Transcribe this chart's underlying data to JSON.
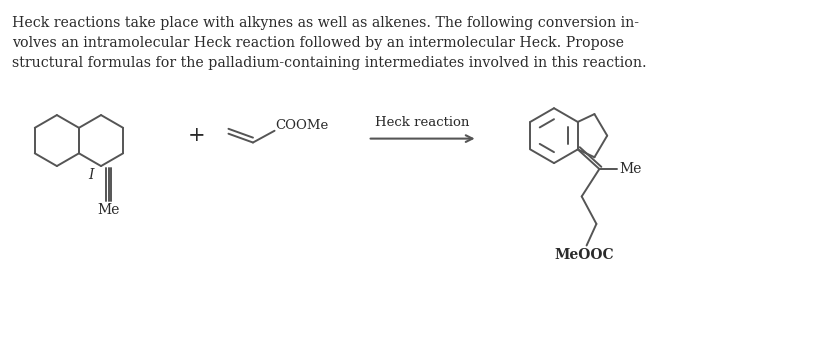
{
  "background_color": "#ffffff",
  "text_color": "#2a2a2a",
  "title_text": "Heck reactions take place with alkynes as well as alkenes. The following conversion in-\nvolves an intramolecular Heck reaction followed by an intermolecular Heck. Propose\nstructural formulas for the palladium-containing intermediates involved in this reaction.",
  "title_fontsize": 10.2,
  "reaction_label": "Heck reaction",
  "plus_sign": "+",
  "coome_label": "COOMe",
  "me_label_left": "Me",
  "me_label_right": "— Me",
  "meooc_label": "MeOOC",
  "I_label": "I",
  "line_color": "#555555",
  "line_width": 1.4
}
######
• **Problem to work on**
Print the entries above exactly, taking out only the pictures.

• **Reply**
Transcribe this chart's underlying data to JSON.
{
  "background_color": "#ffffff",
  "text_color": "#2a2a2a",
  "title_text": "Heck reactions take place with alkynes as well as alkenes. The following conversion in-\nvolves an intramolecular Heck reaction followed by an intermolecular Heck. Propose\nstructural formulas for the palladium-containing intermediates involved in this reaction.",
  "title_fontsize": 10.2,
  "reaction_label": "Heck reaction",
  "plus_sign": "+",
  "coome_label": "COOMe",
  "me_label_left": "Me",
  "me_label_right": "— Me",
  "meooc_label": "MeOOC",
  "I_label": "I",
  "line_color": "#555555",
  "line_width": 1.4
}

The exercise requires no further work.